Listing:
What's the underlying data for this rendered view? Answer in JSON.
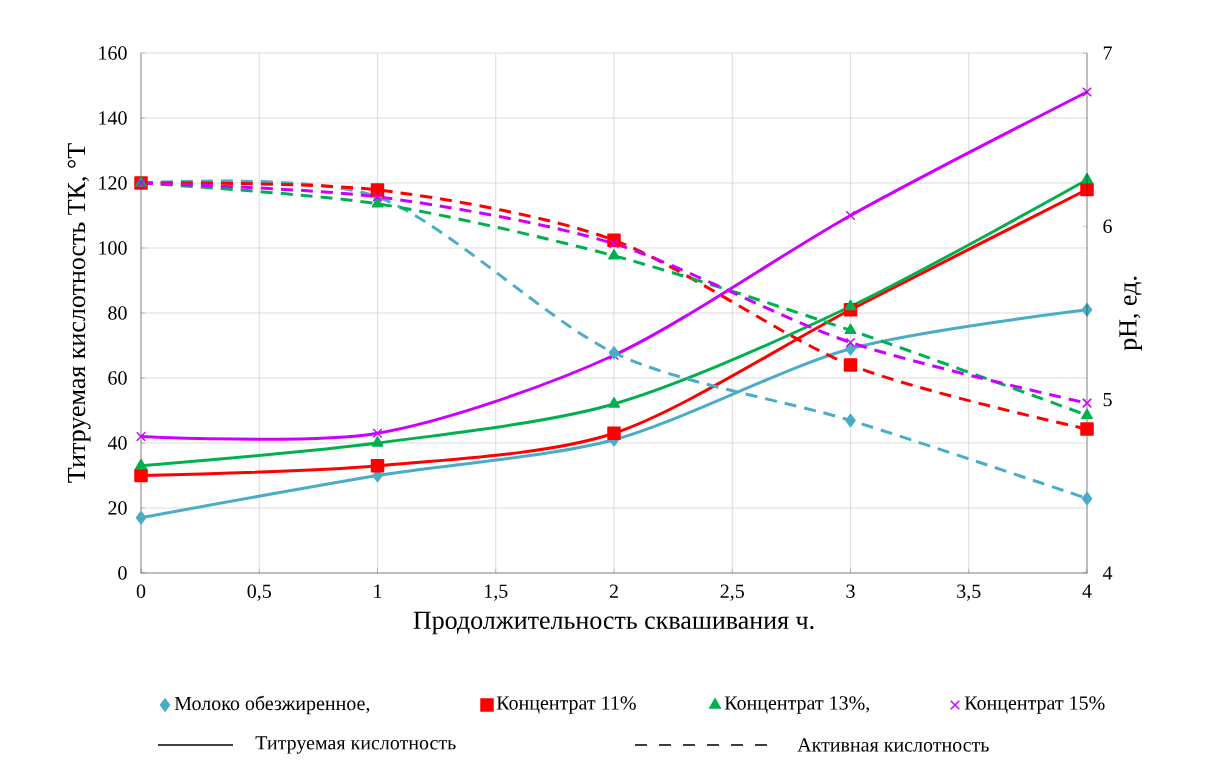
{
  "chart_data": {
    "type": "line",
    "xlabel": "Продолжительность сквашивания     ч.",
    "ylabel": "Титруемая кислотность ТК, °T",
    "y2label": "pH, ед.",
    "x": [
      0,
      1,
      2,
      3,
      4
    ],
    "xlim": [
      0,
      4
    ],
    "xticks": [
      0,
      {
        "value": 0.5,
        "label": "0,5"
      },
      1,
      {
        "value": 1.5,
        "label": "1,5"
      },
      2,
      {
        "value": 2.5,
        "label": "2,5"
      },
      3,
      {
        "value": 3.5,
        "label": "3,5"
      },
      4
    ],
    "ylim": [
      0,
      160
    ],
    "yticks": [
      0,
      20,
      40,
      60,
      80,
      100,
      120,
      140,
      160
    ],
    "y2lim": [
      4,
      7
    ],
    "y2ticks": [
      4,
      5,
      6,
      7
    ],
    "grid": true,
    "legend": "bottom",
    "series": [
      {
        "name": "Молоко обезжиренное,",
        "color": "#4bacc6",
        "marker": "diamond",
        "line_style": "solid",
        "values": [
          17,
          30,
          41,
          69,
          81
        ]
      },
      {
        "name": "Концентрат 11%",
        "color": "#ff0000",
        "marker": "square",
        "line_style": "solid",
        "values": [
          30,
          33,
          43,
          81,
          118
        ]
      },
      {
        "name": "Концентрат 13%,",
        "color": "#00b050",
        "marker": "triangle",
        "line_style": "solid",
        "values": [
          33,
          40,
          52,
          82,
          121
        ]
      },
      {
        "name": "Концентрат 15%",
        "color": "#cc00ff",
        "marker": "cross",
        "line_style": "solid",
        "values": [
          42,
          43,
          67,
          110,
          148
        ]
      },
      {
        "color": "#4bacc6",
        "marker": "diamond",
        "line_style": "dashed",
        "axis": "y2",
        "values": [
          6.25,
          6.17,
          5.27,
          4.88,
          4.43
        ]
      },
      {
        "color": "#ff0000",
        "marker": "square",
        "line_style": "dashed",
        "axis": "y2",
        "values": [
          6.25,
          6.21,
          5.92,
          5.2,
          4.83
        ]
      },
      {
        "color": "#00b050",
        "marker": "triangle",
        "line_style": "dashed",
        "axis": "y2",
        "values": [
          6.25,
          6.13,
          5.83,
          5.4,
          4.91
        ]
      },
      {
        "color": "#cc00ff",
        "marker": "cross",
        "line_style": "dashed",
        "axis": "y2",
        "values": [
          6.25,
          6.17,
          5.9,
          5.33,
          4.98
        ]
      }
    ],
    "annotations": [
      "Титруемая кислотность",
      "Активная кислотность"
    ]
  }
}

What needs to be done:
Return each line from the material above exactly, but not the pictures.

Written reply:
What's the underlying data for this rendered view? Answer in JSON.
{
  "chart_data": {
    "type": "line",
    "xlabel": "Продолжительность сквашивания     ч.",
    "ylabel": "Титруемая кислотность ТК, °T",
    "y2label": "pH, ед.",
    "x": [
      0,
      1,
      2,
      3,
      4
    ],
    "xlim": [
      0,
      4
    ],
    "xticks": [
      0,
      {
        "value": 0.5,
        "label": "0,5"
      },
      1,
      {
        "value": 1.5,
        "label": "1,5"
      },
      2,
      {
        "value": 2.5,
        "label": "2,5"
      },
      3,
      {
        "value": 3.5,
        "label": "3,5"
      },
      4
    ],
    "ylim": [
      0,
      160
    ],
    "yticks": [
      0,
      20,
      40,
      60,
      80,
      100,
      120,
      140,
      160
    ],
    "y2lim": [
      4,
      7
    ],
    "y2ticks": [
      4,
      5,
      6,
      7
    ],
    "grid": true,
    "legend": "bottom",
    "series": [
      {
        "name": "Молоко обезжиренное,",
        "color": "#4bacc6",
        "marker": "diamond",
        "line_style": "solid",
        "values": [
          17,
          30,
          41,
          69,
          81
        ]
      },
      {
        "name": "Концентрат 11%",
        "color": "#ff0000",
        "marker": "square",
        "line_style": "solid",
        "values": [
          30,
          33,
          43,
          81,
          118
        ]
      },
      {
        "name": "Концентрат 13%,",
        "color": "#00b050",
        "marker": "triangle",
        "line_style": "solid",
        "values": [
          33,
          40,
          52,
          82,
          121
        ]
      },
      {
        "name": "Концентрат 15%",
        "color": "#cc00ff",
        "marker": "cross",
        "line_style": "solid",
        "values": [
          42,
          43,
          67,
          110,
          148
        ]
      },
      {
        "color": "#4bacc6",
        "marker": "diamond",
        "line_style": "dashed",
        "axis": "y2",
        "values": [
          6.25,
          6.17,
          5.27,
          4.88,
          4.43
        ]
      },
      {
        "color": "#ff0000",
        "marker": "square",
        "line_style": "dashed",
        "axis": "y2",
        "values": [
          6.25,
          6.21,
          5.92,
          5.2,
          4.83
        ]
      },
      {
        "color": "#00b050",
        "marker": "triangle",
        "line_style": "dashed",
        "axis": "y2",
        "values": [
          6.25,
          6.13,
          5.83,
          5.4,
          4.91
        ]
      },
      {
        "color": "#cc00ff",
        "marker": "cross",
        "line_style": "dashed",
        "axis": "y2",
        "values": [
          6.25,
          6.17,
          5.9,
          5.33,
          4.98
        ]
      }
    ],
    "annotations": [
      "Титруемая кислотность",
      "Активная кислотность"
    ]
  }
}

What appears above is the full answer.